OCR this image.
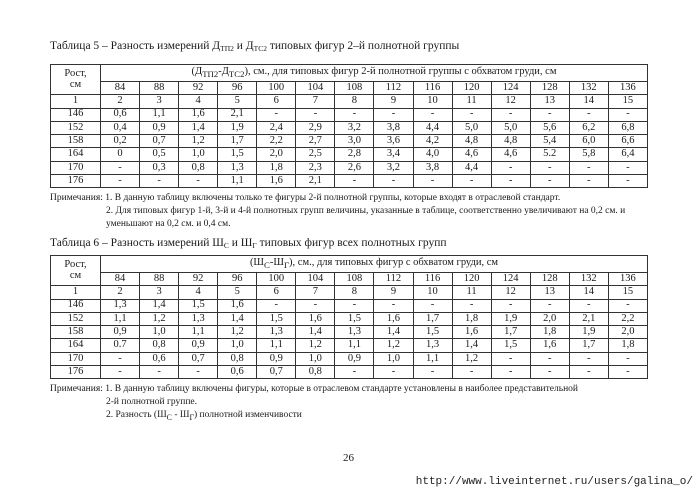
Таблица 5 – Разность измерений $Д_{ТП2}$ и $Д_{ТС2}$ типовых фигур 2–й полнотной группы
Рост,
см	$(Д_{ТП2}-Д_{ТС2})$, см., для типовых фигур 2-й полнотной группы с обхватом груди, см													
	84	88	92	96	100	104	108	112	116	120	124	128	132	136
1	2	3	4	5	6	7	8	9	10	11	12	13	14	15
146	0,6	1,1	1,6	2,1	-	-	-	-	-	-	-	-	-	-
152	0,4	0,9	1,4	1,9	2,4	2,9	3,2	3,8	4,4	5,0	5,0	5,6	6,2	6,8
158	0,2	0,7	1,2	1,7	2,2	2,7	3,0	3,6	4,2	4,8	4,8	5,4	6,0	6,6
164	0	0,5	1,0	1,5	2,0	2,5	2,8	3,4	4,0	4,6	4,6	5.2	5,8	6,4
170	-	0,3	0,8	1,3	1,8	2,3	2,6	3,2	3,8	4,4	-	-	-	-
176	-	-	-	1,1	1,6	2,1	-	-	-	-	-	-	-	-
Примечания: 1. В данную таблицу включены только те фигуры 2-й полнотной группы, которые входят в отраслевой стандарт.
2. Для типовых фигур 1-й, 3-й и 4-й полнотных групп величины, указанные в таблице, соответственно увеличивают на 0,2 см. и
уменьшают на 0,2 см. и 0,4 см.
Таблица 6 – Разность измерений $Ш_С$ и $Ш_Г$ типовых фигур всех полнотных групп
Рост,
см	$(Ш_С-Ш_Г)$, см., для типовых фигур с обхватом груди, см													
	84	88	92	96	100	104	108	112	116	120	124	128	132	136
1	2	3	4	5	6	7	8	9	10	11	12	13	14	15
146	1,3	1,4	1,5	1,6	-	-	-	-	-	-	-	-	-	-
152	1,1	1,2	1,3	1,4	1,5	1,6	1,5	1,6	1,7	1,8	1,9	2,0	2,1	2,2
158	0,9	1,0	1,1	1,2	1,3	1,4	1,3	1,4	1,5	1,6	1,7	1,8	1,9	2,0
164	0.7	0,8	0,9	1,0	1,1	1,2	1,1	1,2	1,3	1,4	1,5	1,6	1,7	1,8
170	-	0,6	0,7	0,8	0,9	1,0	0,9	1,0	1,1	1,2	-	-	-	-
176	-	-	-	0,6	0,7	0,8	-	-	-	-	-	-	-	-
Примечания: 1. В данную таблицу включены фигуры, которые в отраслевом стандарте установлены в наиболее представительной
2-й полнотной группе.
2. Разность $(Ш_С - Ш_Г)$ полнотной изменчивости
26
http://www.liveinternet.ru/users/galina_o/
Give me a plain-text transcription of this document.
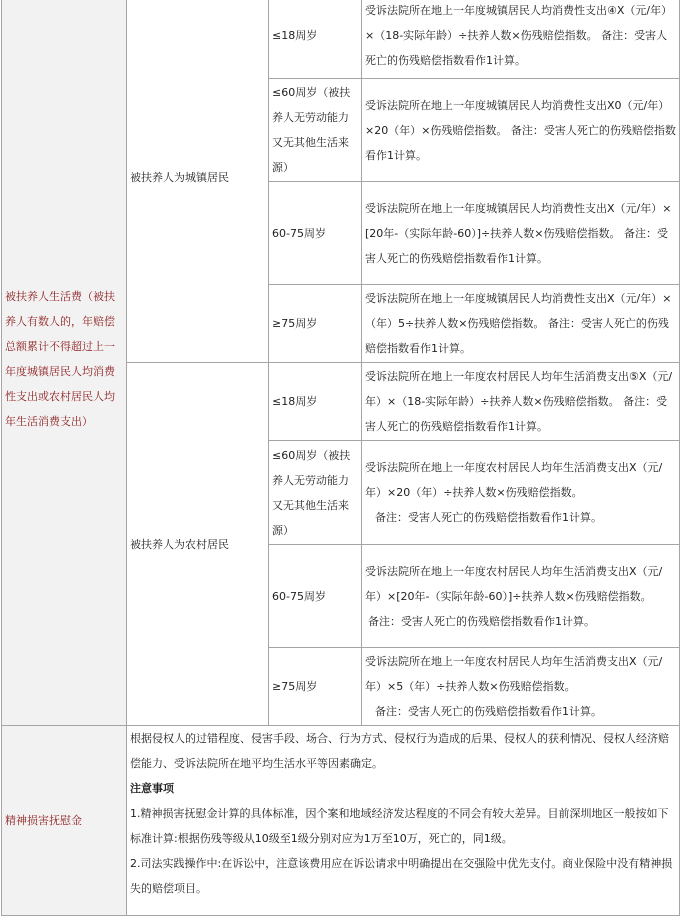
被扶养人生活费（被扶养人有数人的，年赔偿总额累计不得超过上一年度城镇居民人均消费性支出或农村居民人均年生活消费支出）	被扶养人为城镇居民	≤18周岁	受诉法院所在地上一年度城镇居民人均消费性支出④X（元/年）×（18-实际年龄）÷扶养人数×伤残赔偿指数。 备注：受害人死亡的伤残赔偿指数看作1计算。
		≤60周岁（被扶养人无劳动能力又无其他生活来源）	受诉法院所在地上一年度城镇居民人均消费性支出X0（元/年）×20（年）×伤残赔偿指数。 备注：受害人死亡的伤残赔偿指数看作1计算。
		60-75周岁	受诉法院所在地上一年度城镇居民人均消费性支出X（元/年）×[20年-（实际年龄-60）]÷扶养人数×伤残赔偿指数。 备注：受害人死亡的伤残赔偿指数看作1计算。
		≥75周岁	受诉法院所在地上一年度城镇居民人均消费性支出X（元/年）×（年）5÷扶养人数×伤残赔偿指数。 备注：受害人死亡的伤残赔偿指数看作1计算。
	被扶养人为农村居民	≤18周岁	受诉法院所在地上一年度农村居民人均年生活消费支出⑤X（元/年）×（18-实际年龄）÷扶养人数×伤残赔偿指数。 备注：受害人死亡的伤残赔偿指数看作1计算。
		≤60周岁（被扶养人无劳动能力又无其他生活来源）	受诉法院所在地上一年度农村居民人均年生活消费支出X（元/年）×20（年）÷扶养人数×伤残赔偿指数。

备注：受害人死亡的伤残赔偿指数看作1计算。

		60-75周岁	受诉法院所在地上一年度农村居民人均年生活消费支出X（元/年）×[20年-（实际年龄-60）]÷扶养人数×伤残赔偿指数。

备注：受害人死亡的伤残赔偿指数看作1计算。

		≥75周岁	受诉法院所在地上一年度农村居民人均年生活消费支出X（元/年）×5（年）÷扶养人数×伤残赔偿指数。

备注：受害人死亡的伤残赔偿指数看作1计算。

精神损害抚慰金	根据侵权人的过错程度、侵害手段、场合、行为方式、侵权行为造成的后果、侵权人的获利情况、侵权人经济赔偿能力、受诉法院所在地平均生活水平等因素确定。

注意事项

1.精神损害抚慰金计算的具体标准，因个案和地域经济发达程度的不同会有较大差异。目前深圳地区一般按如下标准计算:根据伤残等级从10级至1级分别对应为1万至10万，死亡的，同1级。

2.司法实践操作中:在诉讼中，注意该费用应在诉讼请求中明确提出在交强险中优先支付。商业保险中没有精神损失的赔偿项目。		
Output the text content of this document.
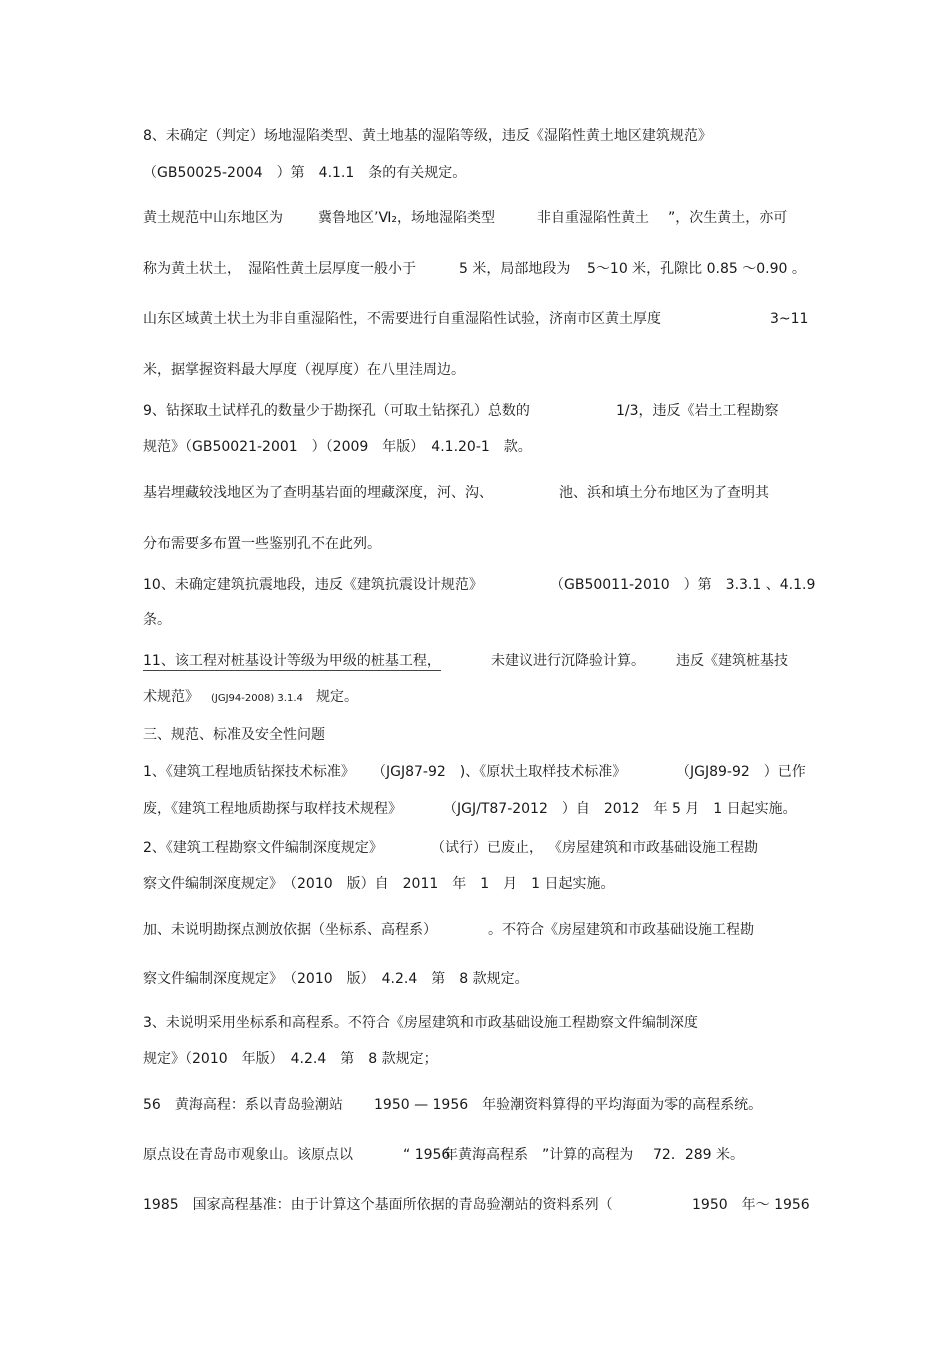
8、未确定（判定）场地湿陷类型、黄土地基的湿陷等级，违反《湿陷性黄土地区建筑规范》
（GB50025-2004　）第　4.1.1　条的有关规定。
黄土规范中山东地区为	冀鲁地区’Ⅵ₂，场地湿陷类型	非自重湿陷性黄土 ”，次生黄土，亦可
称为黄土状土，　湿陷性黄土层厚度一般小于	5 米，局部地段为 5～10 米，孔隙比 0.85 ～0.90 。
山东区域黄土状土为非自重湿陷性，不需要进行自重湿陷性试验，济南市区黄土厚度	3~11
米，据掌握资料最大厚度（视厚度）在八里洼周边。
9、钻探取土试样孔的数量少于勘探孔（可取土钻探孔）总数的	1/3，违反《岩土工程勘察
规范》（GB50021-2001　）（2009　年版）　4.1.20-1　款。
基岩埋藏较浅地区为了查明基岩面的埋藏深度，河、沟、	池、浜和填土分布地区为了查明其
分布需要多布置一些鉴别孔不在此列。
10、未确定建筑抗震地段，违反《建筑抗震设计规范》	（GB50011-2010　）第　3.3.1 、4.1.9
条。
11、该工程对桩基设计等级为甲级的桩基工程，	未建议进行沉降验计算。 违反《建筑桩基技
术规范》 (JGJ94-2008) 3.1.4 规定。
三、规范、标准及安全性问题
1、《建筑工程地质钻探技术标准》 （JGJ87-92　)、《原状土取样技术标准》	（JGJ89-92　）已作
废，《建筑工程地质勘探与取样技术规程》	（JGJ/T87-2012　）自　2012　年 5 月　1 日起实施。
2、《建筑工程勘察文件编制深度规定》	（试行）已废止， 《房屋建筑和市政基础设施工程勘
察文件编制深度规定》　（2010　版）自　2011　年　1　月　1 日起实施。
加、未说明勘探点测放依据（坐标系、高程系）	。不符合《房屋建筑和市政基础设施工程勘
察文件编制深度规定》　（2010　版）　4.2.4　第　8 款规定。
3、未说明采用坐标系和高程系。不符合《房屋建筑和市政基础设施工程勘察文件编制深度
规定》（2010　年版）　4.2.4　第　8 款规定；
56　黄海高程：系以青岛验潮站 1950 — 1956　年验潮资料算得的平均海面为零的高程系统。
原点设在青岛市观象山。该原点以	“ 1956
年黄海高程系 ”计算的高程为 72．289 米。
1985　国家高程基准：由于计算这个基面所依据的青岛验潮站的资料系列（	1950　年～ 1956
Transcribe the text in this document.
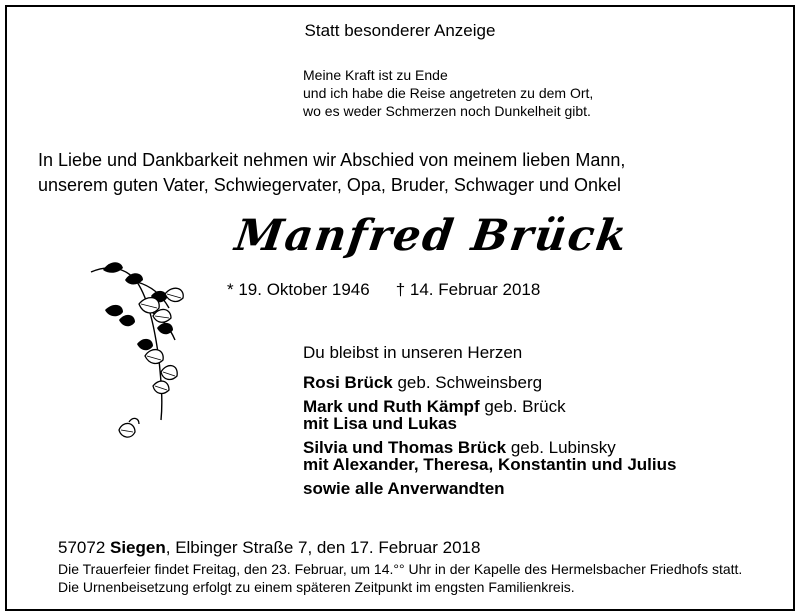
Statt besonderer Anzeige
Meine Kraft ist zu Ende
und ich habe die Reise angetreten zu dem Ort,
wo es weder Schmerzen noch Dunkelheit gibt.
In Liebe und Dankbarkeit nehmen wir Abschied von meinem lieben Mann,
unserem guten Vater, Schwiegervater, Opa, Bruder, Schwager und Onkel
Manfred Brück
* 19. Oktober 1946 † 14. Februar 2018
Du bleibst in unseren Herzen
Rosi Brück geb. Schweinsberg
Mark und Ruth Kämpf geb. Brück
mit Lisa und Lukas
Silvia und Thomas Brück geb. Lubinsky
mit Alexander, Theresa, Konstantin und Julius
sowie alle Anverwandten
57072 Siegen, Elbinger Straße 7, den 17. Februar 2018
Die Trauerfeier findet Freitag, den 23. Februar, um 14.°° Uhr in der Kapelle des Hermelsbacher Friedhofs statt.
Die Urnenbeisetzung erfolgt zu einem späteren Zeitpunkt im engsten Familienkreis.
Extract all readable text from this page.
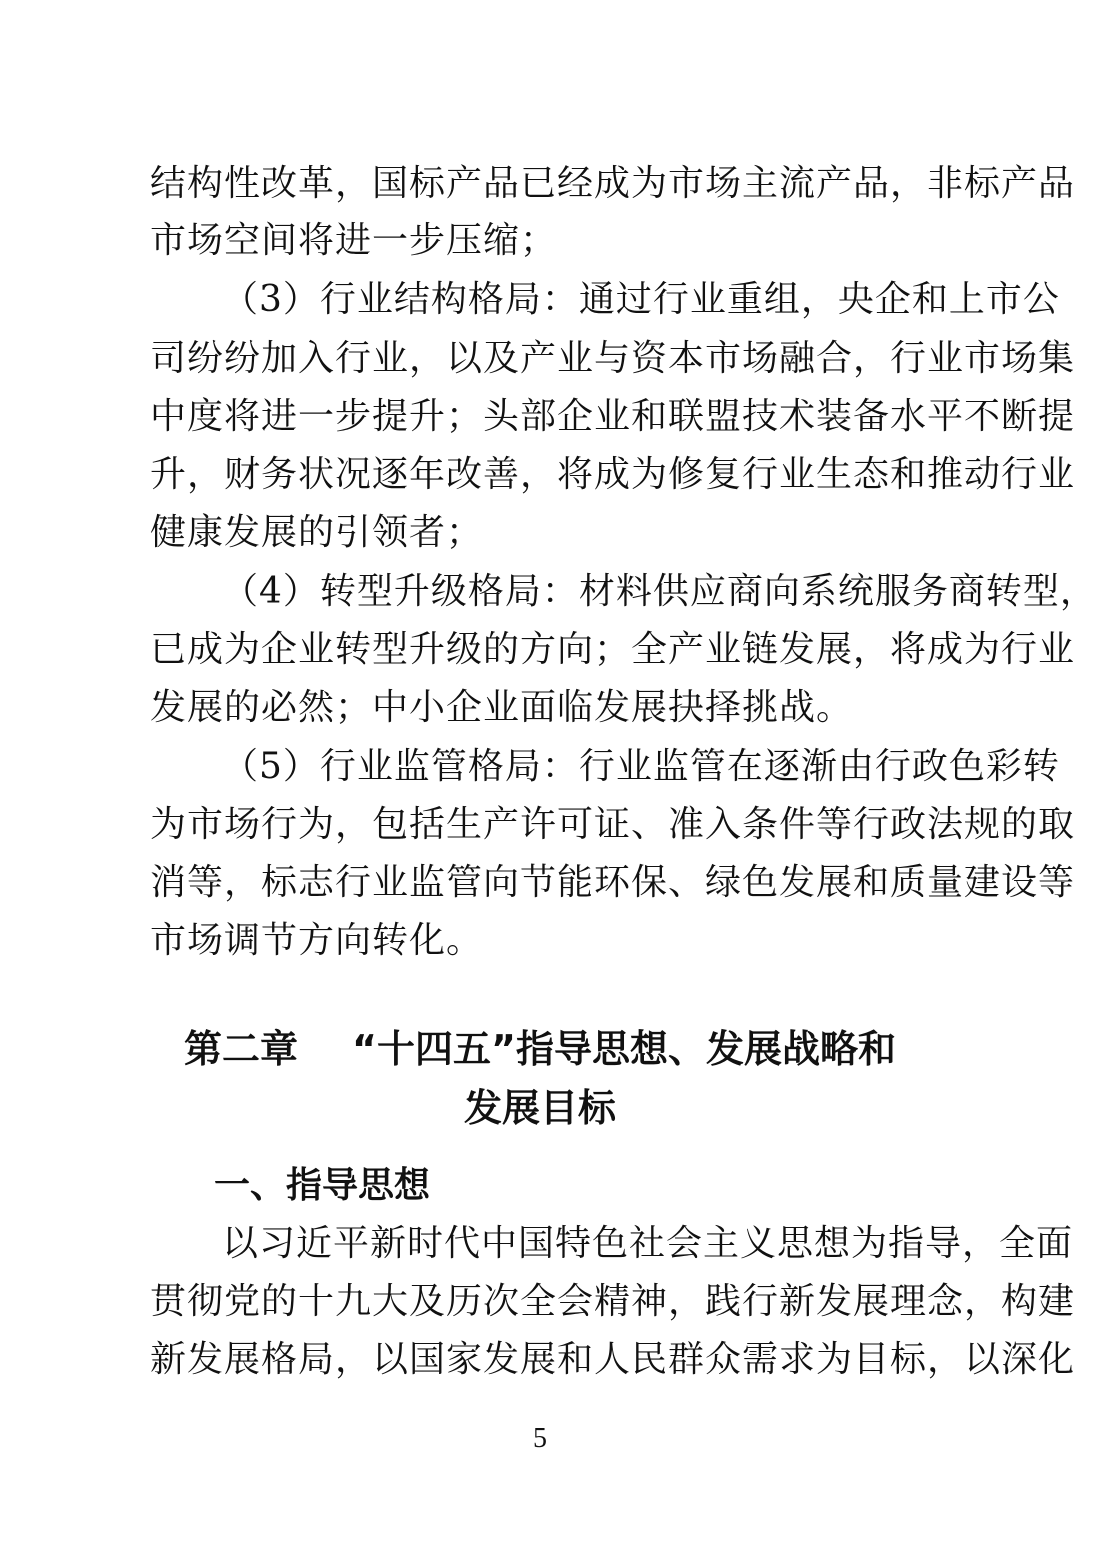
结构性改革，国标产品已经成为市场主流产品，非标产品
市场空间将进一步压缩；
（3）行业结构格局：通过行业重组，央企和上市公
司纷纷加入行业，以及产业与资本市场融合，行业市场集
中度将进一步提升；头部企业和联盟技术装备水平不断提
升，财务状况逐年改善，将成为修复行业生态和推动行业
健康发展的引领者；
（4）转型升级格局：材料供应商向系统服务商转型，
已成为企业转型升级的方向；全产业链发展，将成为行业
发展的必然；中小企业面临发展抉择挑战。
（5）行业监管格局：行业监管在逐渐由行政色彩转
为市场行为，包括生产许可证、准入条件等行政法规的取
消等，标志行业监管向节能环保、绿色发展和质量建设等
市场调节方向转化。
第二章 “十四五”指导思想、发展战略和
发展目标
一、指导思想
以习近平新时代中国特色社会主义思想为指导，全面
贯彻党的十九大及历次全会精神，践行新发展理念，构建
新发展格局，以国家发展和人民群众需求为目标，以深化
5
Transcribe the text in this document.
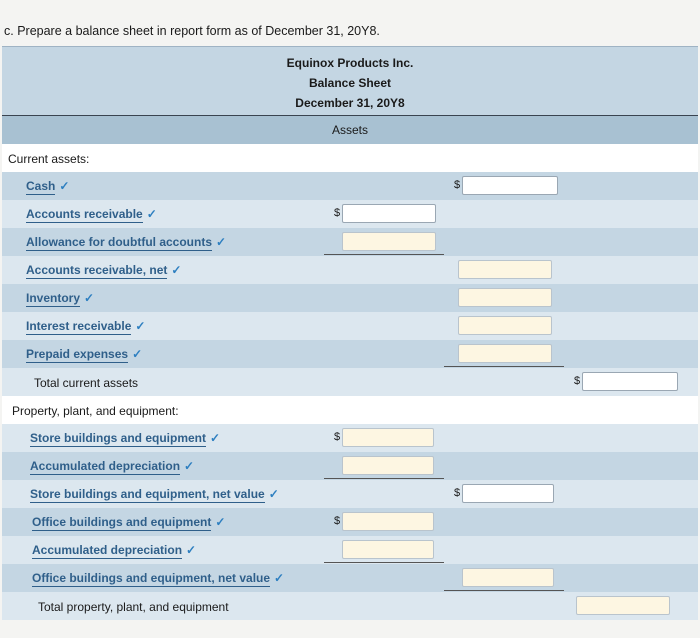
c. Prepare a balance sheet in report form as of December 31, 20Y8.
Equinox Products Inc.
Balance Sheet
December 31, 20Y8
Assets
Current assets:
Cash ✓	$
Accounts receivable ✓	$
Allowance for doubtful accounts ✓
Accounts receivable, net ✓
Inventory ✓
Interest receivable ✓
Prepaid expenses ✓
Total current assets	$
Property, plant, and equipment:
Store buildings and equipment ✓	$
Accumulated depreciation ✓
Store buildings and equipment, net value ✓	$
Office buildings and equipment ✓	$
Accumulated depreciation ✓
Office buildings and equipment, net value ✓
Total property, plant, and equipment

_Required work_
Among the entries, how many lines contain the string "включены"? Give the number without anything else.

_Result below_
2